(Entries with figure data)
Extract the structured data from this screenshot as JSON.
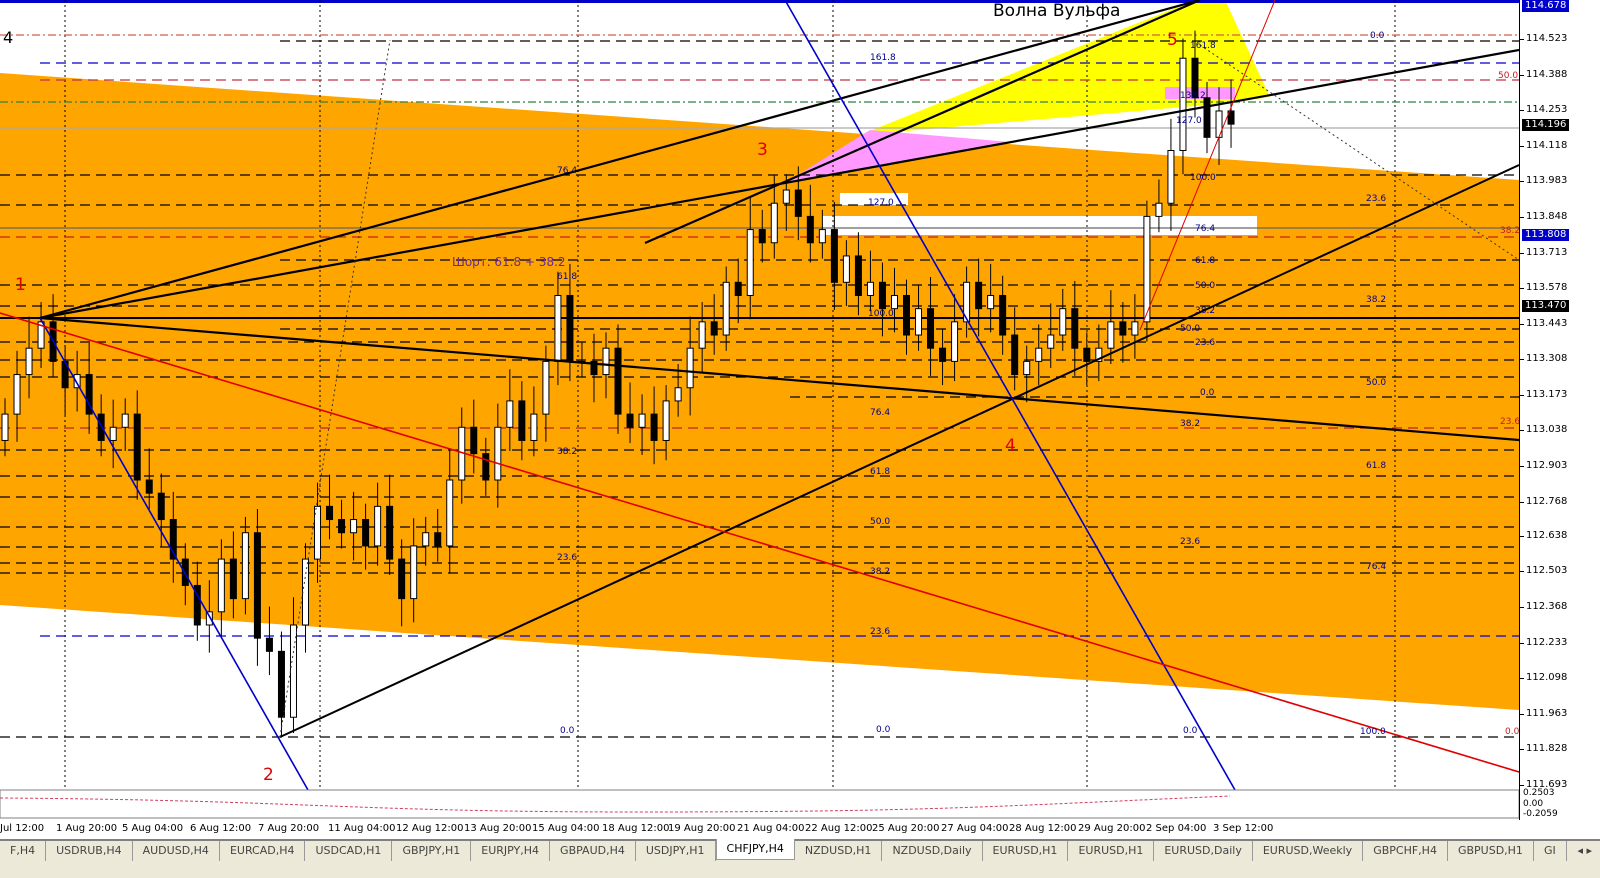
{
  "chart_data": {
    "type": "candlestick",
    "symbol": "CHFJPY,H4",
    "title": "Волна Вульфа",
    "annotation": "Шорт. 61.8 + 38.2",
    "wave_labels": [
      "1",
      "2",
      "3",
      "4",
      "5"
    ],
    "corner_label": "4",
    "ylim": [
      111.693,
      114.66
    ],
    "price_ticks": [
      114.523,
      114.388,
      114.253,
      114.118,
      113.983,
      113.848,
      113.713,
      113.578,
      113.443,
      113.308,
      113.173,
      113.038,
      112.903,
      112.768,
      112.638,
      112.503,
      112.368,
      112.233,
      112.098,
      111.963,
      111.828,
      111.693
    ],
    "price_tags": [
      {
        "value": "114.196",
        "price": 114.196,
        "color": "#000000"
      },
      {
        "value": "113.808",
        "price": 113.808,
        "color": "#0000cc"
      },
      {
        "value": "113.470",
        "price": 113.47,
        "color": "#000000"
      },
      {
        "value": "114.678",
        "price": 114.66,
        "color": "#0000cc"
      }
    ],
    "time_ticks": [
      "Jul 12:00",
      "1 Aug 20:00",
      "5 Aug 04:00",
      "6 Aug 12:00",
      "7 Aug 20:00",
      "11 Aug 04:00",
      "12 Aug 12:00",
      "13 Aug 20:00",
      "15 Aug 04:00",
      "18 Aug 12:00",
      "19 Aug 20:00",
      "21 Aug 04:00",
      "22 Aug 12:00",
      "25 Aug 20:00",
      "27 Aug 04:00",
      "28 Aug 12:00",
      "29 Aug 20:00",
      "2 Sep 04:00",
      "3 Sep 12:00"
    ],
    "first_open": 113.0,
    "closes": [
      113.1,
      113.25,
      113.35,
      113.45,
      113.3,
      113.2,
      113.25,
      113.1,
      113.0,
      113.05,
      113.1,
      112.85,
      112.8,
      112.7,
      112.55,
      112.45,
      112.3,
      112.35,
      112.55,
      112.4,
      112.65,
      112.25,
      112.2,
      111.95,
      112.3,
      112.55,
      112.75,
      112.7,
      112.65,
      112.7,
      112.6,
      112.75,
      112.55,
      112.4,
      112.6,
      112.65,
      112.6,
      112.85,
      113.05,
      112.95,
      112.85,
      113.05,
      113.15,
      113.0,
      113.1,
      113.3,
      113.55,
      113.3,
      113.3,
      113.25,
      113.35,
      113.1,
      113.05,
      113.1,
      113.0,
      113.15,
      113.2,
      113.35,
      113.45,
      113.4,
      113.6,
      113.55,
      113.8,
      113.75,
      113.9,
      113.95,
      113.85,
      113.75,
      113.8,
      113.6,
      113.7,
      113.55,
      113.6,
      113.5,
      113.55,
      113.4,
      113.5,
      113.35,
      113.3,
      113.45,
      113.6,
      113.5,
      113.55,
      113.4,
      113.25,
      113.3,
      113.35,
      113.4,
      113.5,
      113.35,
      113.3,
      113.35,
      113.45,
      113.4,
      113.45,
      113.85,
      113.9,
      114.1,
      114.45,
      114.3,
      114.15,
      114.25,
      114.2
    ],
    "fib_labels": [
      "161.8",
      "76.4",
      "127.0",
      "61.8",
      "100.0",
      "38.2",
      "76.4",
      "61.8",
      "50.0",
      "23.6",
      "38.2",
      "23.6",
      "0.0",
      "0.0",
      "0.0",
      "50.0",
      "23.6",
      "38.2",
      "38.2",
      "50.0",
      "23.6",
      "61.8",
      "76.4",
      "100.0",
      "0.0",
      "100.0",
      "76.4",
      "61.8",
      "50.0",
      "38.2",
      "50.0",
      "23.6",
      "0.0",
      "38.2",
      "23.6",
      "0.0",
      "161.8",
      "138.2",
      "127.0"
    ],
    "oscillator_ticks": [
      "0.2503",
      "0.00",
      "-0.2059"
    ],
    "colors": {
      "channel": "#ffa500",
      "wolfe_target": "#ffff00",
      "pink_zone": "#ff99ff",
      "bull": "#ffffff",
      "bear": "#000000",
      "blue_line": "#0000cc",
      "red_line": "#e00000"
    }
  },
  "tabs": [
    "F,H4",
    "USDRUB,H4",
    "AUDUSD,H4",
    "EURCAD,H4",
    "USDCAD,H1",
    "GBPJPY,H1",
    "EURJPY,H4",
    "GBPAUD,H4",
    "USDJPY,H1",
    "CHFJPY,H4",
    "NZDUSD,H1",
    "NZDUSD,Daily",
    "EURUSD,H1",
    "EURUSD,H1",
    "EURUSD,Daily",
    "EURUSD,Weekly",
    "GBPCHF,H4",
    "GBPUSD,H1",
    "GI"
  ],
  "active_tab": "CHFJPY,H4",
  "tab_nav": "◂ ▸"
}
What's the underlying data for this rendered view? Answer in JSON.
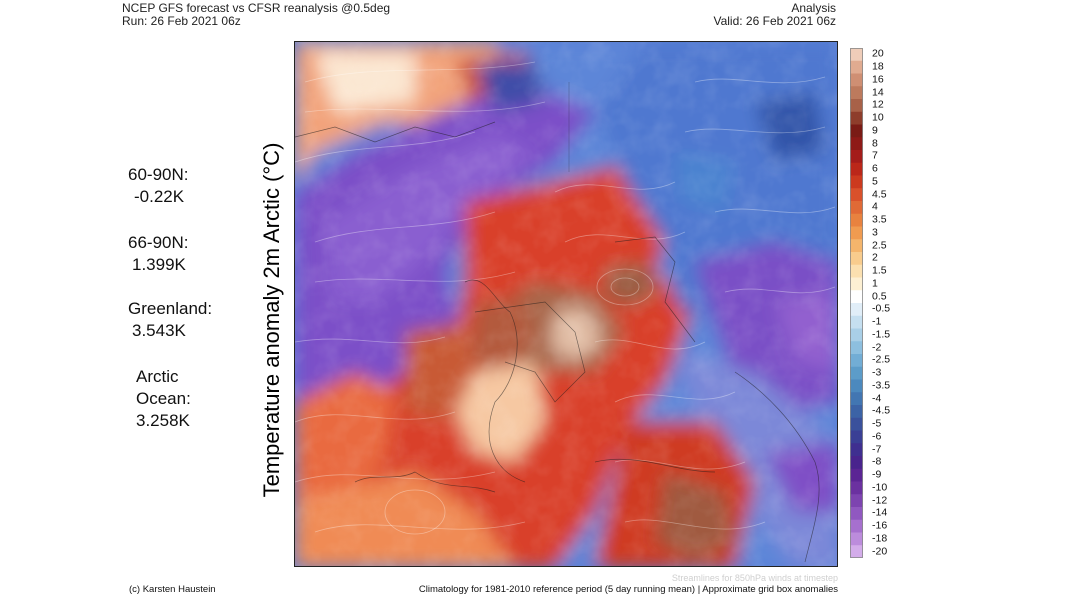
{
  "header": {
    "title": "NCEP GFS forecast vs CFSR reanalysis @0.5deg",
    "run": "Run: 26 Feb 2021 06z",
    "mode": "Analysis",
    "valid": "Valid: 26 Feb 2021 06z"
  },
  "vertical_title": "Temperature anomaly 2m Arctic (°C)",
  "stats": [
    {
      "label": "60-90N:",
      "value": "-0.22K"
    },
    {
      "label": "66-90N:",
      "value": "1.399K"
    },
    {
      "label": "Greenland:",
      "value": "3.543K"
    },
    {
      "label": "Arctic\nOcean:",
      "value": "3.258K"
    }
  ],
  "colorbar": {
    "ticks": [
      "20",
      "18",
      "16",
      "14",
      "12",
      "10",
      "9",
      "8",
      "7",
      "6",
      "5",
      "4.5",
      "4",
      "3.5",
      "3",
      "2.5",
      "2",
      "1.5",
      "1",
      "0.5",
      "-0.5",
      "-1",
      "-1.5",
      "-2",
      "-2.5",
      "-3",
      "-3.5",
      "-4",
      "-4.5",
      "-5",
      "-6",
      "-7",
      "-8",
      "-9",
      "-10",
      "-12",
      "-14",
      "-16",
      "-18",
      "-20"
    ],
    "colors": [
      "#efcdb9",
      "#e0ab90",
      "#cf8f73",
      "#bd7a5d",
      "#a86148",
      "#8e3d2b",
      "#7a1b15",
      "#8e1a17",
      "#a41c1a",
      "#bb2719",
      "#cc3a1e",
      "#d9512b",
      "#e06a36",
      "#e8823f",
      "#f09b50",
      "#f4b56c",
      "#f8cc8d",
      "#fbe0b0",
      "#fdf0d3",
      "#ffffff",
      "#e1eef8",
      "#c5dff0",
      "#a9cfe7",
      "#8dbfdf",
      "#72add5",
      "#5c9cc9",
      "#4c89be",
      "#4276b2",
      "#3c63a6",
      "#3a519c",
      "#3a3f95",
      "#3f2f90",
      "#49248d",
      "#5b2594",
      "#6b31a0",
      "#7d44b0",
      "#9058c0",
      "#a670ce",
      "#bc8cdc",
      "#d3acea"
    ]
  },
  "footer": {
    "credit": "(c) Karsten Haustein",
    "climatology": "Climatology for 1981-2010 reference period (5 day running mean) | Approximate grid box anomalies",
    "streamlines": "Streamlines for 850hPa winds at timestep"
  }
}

## Stated problem
Drop the pictures and reproduce the rest of the entries above exactly.

## Answer to this task
Extract the structured data from this screenshot as JSON.
{
  "chart_data": {
    "type": "candlestick",
    "symbol": "CHFJPY,H4",
    "title": "Волна Вульфа",
    "annotation": "Шорт. 61.8 + 38.2",
    "wave_labels": [
      "1",
      "2",
      "3",
      "4",
      "5"
    ],
    "corner_label": "4",
    "ylim": [
      111.693,
      114.66
    ],
    "price_ticks": [
      114.523,
      114.388,
      114.253,
      114.118,
      113.983,
      113.848,
      113.713,
      113.578,
      113.443,
      113.308,
      113.173,
      113.038,
      112.903,
      112.768,
      112.638,
      112.503,
      112.368,
      112.233,
      112.098,
      111.963,
      111.828,
      111.693
    ],
    "price_tags": [
      {
        "value": "114.196",
        "price": 114.196,
        "color": "#000000"
      },
      {
        "value": "113.808",
        "price": 113.808,
        "color": "#0000cc"
      },
      {
        "value": "113.470",
        "price": 113.47,
        "color": "#000000"
      },
      {
        "value": "114.678",
        "price": 114.66,
        "color": "#0000cc"
      }
    ],
    "time_ticks": [
      "Jul 12:00",
      "1 Aug 20:00",
      "5 Aug 04:00",
      "6 Aug 12:00",
      "7 Aug 20:00",
      "11 Aug 04:00",
      "12 Aug 12:00",
      "13 Aug 20:00",
      "15 Aug 04:00",
      "18 Aug 12:00",
      "19 Aug 20:00",
      "21 Aug 04:00",
      "22 Aug 12:00",
      "25 Aug 20:00",
      "27 Aug 04:00",
      "28 Aug 12:00",
      "29 Aug 20:00",
      "2 Sep 04:00",
      "3 Sep 12:00"
    ],
    "first_open": 113.0,
    "closes": [
      113.1,
      113.25,
      113.35,
      113.45,
      113.3,
      113.2,
      113.25,
      113.1,
      113.0,
      113.05,
      113.1,
      112.85,
      112.8,
      112.7,
      112.55,
      112.45,
      112.3,
      112.35,
      112.55,
      112.4,
      112.65,
      112.25,
      112.2,
      111.95,
      112.3,
      112.55,
      112.75,
      112.7,
      112.65,
      112.7,
      112.6,
      112.75,
      112.55,
      112.4,
      112.6,
      112.65,
      112.6,
      112.85,
      113.05,
      112.95,
      112.85,
      113.05,
      113.15,
      113.0,
      113.1,
      113.3,
      113.55,
      113.3,
      113.3,
      113.25,
      113.35,
      113.1,
      113.05,
      113.1,
      113.0,
      113.15,
      113.2,
      113.35,
      113.45,
      113.4,
      113.6,
      113.55,
      113.8,
      113.75,
      113.9,
      113.95,
      113.85,
      113.75,
      113.8,
      113.6,
      113.7,
      113.55,
      113.6,
      113.5,
      113.55,
      113.4,
      113.5,
      113.35,
      113.3,
      113.45,
      113.6,
      113.5,
      113.55,
      113.4,
      113.25,
      113.3,
      113.35,
      113.4,
      113.5,
      113.35,
      113.3,
      113.35,
      113.45,
      113.4,
      113.45,
      113.85,
      113.9,
      114.1,
      114.45,
      114.3,
      114.15,
      114.25,
      114.2
    ],
    "fib_labels": [
      "161.8",
      "76.4",
      "127.0",
      "61.8",
      "100.0",
      "38.2",
      "76.4",
      "61.8",
      "50.0",
      "23.6",
      "38.2",
      "23.6",
      "0.0",
      "0.0",
      "0.0",
      "50.0",
      "23.6",
      "38.2",
      "38.2",
      "50.0",
      "23.6",
      "61.8",
      "76.4",
      "100.0",
      "0.0",
      "100.0",
      "76.4",
      "61.8",
      "50.0",
      "38.2",
      "50.0",
      "23.6",
      "0.0",
      "38.2",
      "23.6",
      "0.0",
      "161.8",
      "138.2",
      "127.0"
    ],
    "oscillator_ticks": [
      "0.2503",
      "0.00",
      "-0.2059"
    ],
    "colors": {
      "channel": "#ffa500",
      "wolfe_target": "#ffff00",
      "pink_zone": "#ff99ff",
      "bull": "#ffffff",
      "bear": "#000000",
      "blue_line": "#0000cc",
      "red_line": "#e00000"
    }
  },
  "tabs": [
    "F,H4",
    "USDRUB,H4",
    "AUDUSD,H4",
    "EURCAD,H4",
    "USDCAD,H1",
    "GBPJPY,H1",
    "EURJPY,H4",
    "GBPAUD,H4",
    "USDJPY,H1",
    "CHFJPY,H4",
    "NZDUSD,H1",
    "NZDUSD,Daily",
    "EURUSD,H1",
    "EURUSD,H1",
    "EURUSD,Daily",
    "EURUSD,Weekly",
    "GBPCHF,H4",
    "GBPUSD,H1",
    "GI"
  ],
  "active_tab": "CHFJPY,H4",
  "tab_nav": "◂ ▸"
}
What's the underlying data for this rendered view? Answer in JSON.
{
  "header": {
    "title": "NCEP GFS forecast vs CFSR reanalysis @0.5deg",
    "run": "Run: 26 Feb 2021 06z",
    "mode": "Analysis",
    "valid": "Valid: 26 Feb 2021 06z"
  },
  "vertical_title": "Temperature anomaly 2m Arctic (°C)",
  "stats": [
    {
      "label": "60-90N:",
      "value": "-0.22K"
    },
    {
      "label": "66-90N:",
      "value": "1.399K"
    },
    {
      "label": "Greenland:",
      "value": "3.543K"
    },
    {
      "label": "Arctic\nOcean:",
      "value": "3.258K"
    }
  ],
  "colorbar": {
    "ticks": [
      "20",
      "18",
      "16",
      "14",
      "12",
      "10",
      "9",
      "8",
      "7",
      "6",
      "5",
      "4.5",
      "4",
      "3.5",
      "3",
      "2.5",
      "2",
      "1.5",
      "1",
      "0.5",
      "-0.5",
      "-1",
      "-1.5",
      "-2",
      "-2.5",
      "-3",
      "-3.5",
      "-4",
      "-4.5",
      "-5",
      "-6",
      "-7",
      "-8",
      "-9",
      "-10",
      "-12",
      "-14",
      "-16",
      "-18",
      "-20"
    ],
    "colors": [
      "#efcdb9",
      "#e0ab90",
      "#cf8f73",
      "#bd7a5d",
      "#a86148",
      "#8e3d2b",
      "#7a1b15",
      "#8e1a17",
      "#a41c1a",
      "#bb2719",
      "#cc3a1e",
      "#d9512b",
      "#e06a36",
      "#e8823f",
      "#f09b50",
      "#f4b56c",
      "#f8cc8d",
      "#fbe0b0",
      "#fdf0d3",
      "#ffffff",
      "#e1eef8",
      "#c5dff0",
      "#a9cfe7",
      "#8dbfdf",
      "#72add5",
      "#5c9cc9",
      "#4c89be",
      "#4276b2",
      "#3c63a6",
      "#3a519c",
      "#3a3f95",
      "#3f2f90",
      "#49248d",
      "#5b2594",
      "#6b31a0",
      "#7d44b0",
      "#9058c0",
      "#a670ce",
      "#bc8cdc",
      "#d3acea"
    ]
  },
  "footer": {
    "credit": "(c) Karsten Haustein",
    "climatology": "Climatology for 1981-2010 reference period (5 day running mean) | Approximate grid box anomalies",
    "streamlines": "Streamlines for 850hPa winds at timestep"
  }
}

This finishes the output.